Dataset entries

begin

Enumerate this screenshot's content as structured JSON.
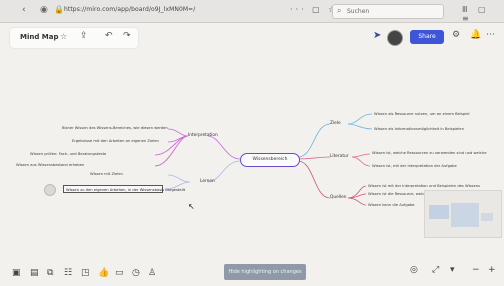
{
  "browser": {
    "url": "https://miro.com/app/board/o9J_lxMN0M=/",
    "search_placeholder": "Suchen"
  },
  "toolbar": {
    "title": "Mind Map",
    "share_label": "Share"
  },
  "mindmap": {
    "central": "Wissensbereich",
    "branches": {
      "interpretation": "Interpretation",
      "ziele": "Ziele",
      "lernen": "Lernen",
      "literatur": "Literatur",
      "quellen": "Quellen"
    },
    "left_nodes": [
      "Bisher Wissen des Wissens-Bereiches, wie diesen werden",
      "Ergebnisse mit den Arbeiten an eigenen Zielen",
      "Wissen prüfen: Fach- und Beratungstexte",
      "Wissen aus Wissensbestand erheben",
      "Vollständiges Wissen und Interpretation zu Wissensbedarf"
    ],
    "bottom_left_nodes": [
      "Wissen mit Zielen",
      "Wissen zu den eigenen Arbeiten, in der Wissensbasis dargestellt"
    ],
    "right_top_nodes": [
      "Wissen als Ressource nutzen, um an einem Beispiel",
      "Wissen als Informationsmöglichkeit in Beispielen"
    ],
    "right_mid_nodes": [
      "Wissen ist, welche Ressourcen zu verwenden sind und welche",
      "Wissen ist, mit der Interpretation der Aufgabe"
    ],
    "right_bottom_nodes": [
      "Wissen ist mit der Interpretation und Beispielen des Wissens",
      "Wissen ist die Ressource, welche die aufgabenbezogene Wissens",
      "Wissen kann die Aufgabe"
    ]
  },
  "bottom": {
    "hide_highlighting": "Hide highlighting on changes"
  },
  "icons": {
    "browser_back": "chevron-left-icon",
    "share": "share-icon",
    "settings": "settings-icon",
    "notifications": "bell-icon"
  }
}
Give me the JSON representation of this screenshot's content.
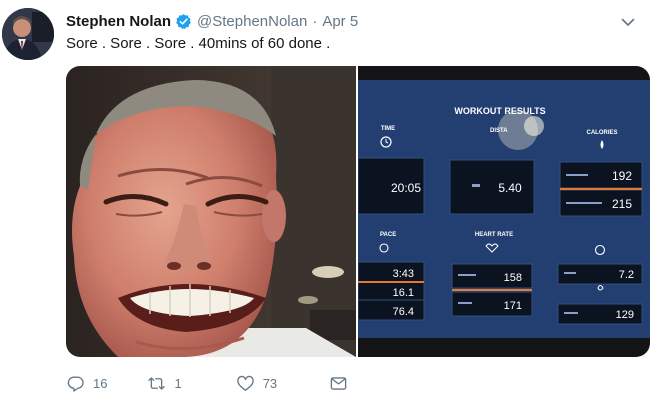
{
  "tweet": {
    "author_name": "Stephen Nolan",
    "handle": "@StephenNolan",
    "separator": "·",
    "date": "Apr 5",
    "text": "Sore . Sore . Sore . 40mins of 60 done .",
    "verified": true
  },
  "screen": {
    "title": "WORKOUT RESULTS",
    "top_labels": {
      "time": "TIME",
      "distance": "DISTA",
      "calories": "CALORIES"
    },
    "time_value": "20:05",
    "distance_value": "5.40",
    "calories": [
      "192",
      "215"
    ],
    "pace_label": "PACE",
    "heart_rate_label": "HEART RATE",
    "pace": [
      "3:43",
      "16.1",
      "76.4"
    ],
    "heart_rate": [
      "158",
      "171"
    ],
    "mets": "7.2",
    "watts": "129"
  },
  "actions": {
    "reply_count": "16",
    "retweet_count": "1",
    "like_count": "73"
  },
  "icons": [
    "verified-badge-icon",
    "chevron-down-icon",
    "reply-icon",
    "retweet-icon",
    "like-icon",
    "direct-message-icon"
  ],
  "colors": {
    "verified_blue": "#1da1f2",
    "muted_text": "#657786",
    "treadmill_screen": "#1f3766",
    "readout_box": "#0b1220"
  }
}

end

> **Exercise**
Make an exact copy of the data above, pictures excluded.

> **Task output**
Enumerate this screenshot's content as structured JSON.
{
  "browser": {
    "url": "https://miro.com/app/board/o9J_lxMN0M=/",
    "search_placeholder": "Suchen"
  },
  "toolbar": {
    "title": "Mind Map",
    "share_label": "Share"
  },
  "mindmap": {
    "central": "Wissensbereich",
    "branches": {
      "interpretation": "Interpretation",
      "ziele": "Ziele",
      "lernen": "Lernen",
      "literatur": "Literatur",
      "quellen": "Quellen"
    },
    "left_nodes": [
      "Bisher Wissen des Wissens-Bereiches, wie diesen werden",
      "Ergebnisse mit den Arbeiten an eigenen Zielen",
      "Wissen prüfen: Fach- und Beratungstexte",
      "Wissen aus Wissensbestand erheben",
      "Vollständiges Wissen und Interpretation zu Wissensbedarf"
    ],
    "bottom_left_nodes": [
      "Wissen mit Zielen",
      "Wissen zu den eigenen Arbeiten, in der Wissensbasis dargestellt"
    ],
    "right_top_nodes": [
      "Wissen als Ressource nutzen, um an einem Beispiel",
      "Wissen als Informationsmöglichkeit in Beispielen"
    ],
    "right_mid_nodes": [
      "Wissen ist, welche Ressourcen zu verwenden sind und welche",
      "Wissen ist, mit der Interpretation der Aufgabe"
    ],
    "right_bottom_nodes": [
      "Wissen ist mit der Interpretation und Beispielen des Wissens",
      "Wissen ist die Ressource, welche die aufgabenbezogene Wissens",
      "Wissen kann die Aufgabe"
    ]
  },
  "bottom": {
    "hide_highlighting": "Hide highlighting on changes"
  },
  "icons": {
    "browser_back": "chevron-left-icon",
    "share": "share-icon",
    "settings": "settings-icon",
    "notifications": "bell-icon"
  }
}
Give me the JSON representation of this screenshot's content.
{
  "tweet": {
    "author_name": "Stephen Nolan",
    "handle": "@StephenNolan",
    "separator": "·",
    "date": "Apr 5",
    "text": "Sore . Sore . Sore . 40mins of 60 done .",
    "verified": true
  },
  "screen": {
    "title": "WORKOUT RESULTS",
    "top_labels": {
      "time": "TIME",
      "distance": "DISTA",
      "calories": "CALORIES"
    },
    "time_value": "20:05",
    "distance_value": "5.40",
    "calories": [
      "192",
      "215"
    ],
    "pace_label": "PACE",
    "heart_rate_label": "HEART RATE",
    "pace": [
      "3:43",
      "16.1",
      "76.4"
    ],
    "heart_rate": [
      "158",
      "171"
    ],
    "mets": "7.2",
    "watts": "129"
  },
  "actions": {
    "reply_count": "16",
    "retweet_count": "1",
    "like_count": "73"
  },
  "icons": [
    "verified-badge-icon",
    "chevron-down-icon",
    "reply-icon",
    "retweet-icon",
    "like-icon",
    "direct-message-icon"
  ],
  "colors": {
    "verified_blue": "#1da1f2",
    "muted_text": "#657786",
    "treadmill_screen": "#1f3766",
    "readout_box": "#0b1220"
  }
}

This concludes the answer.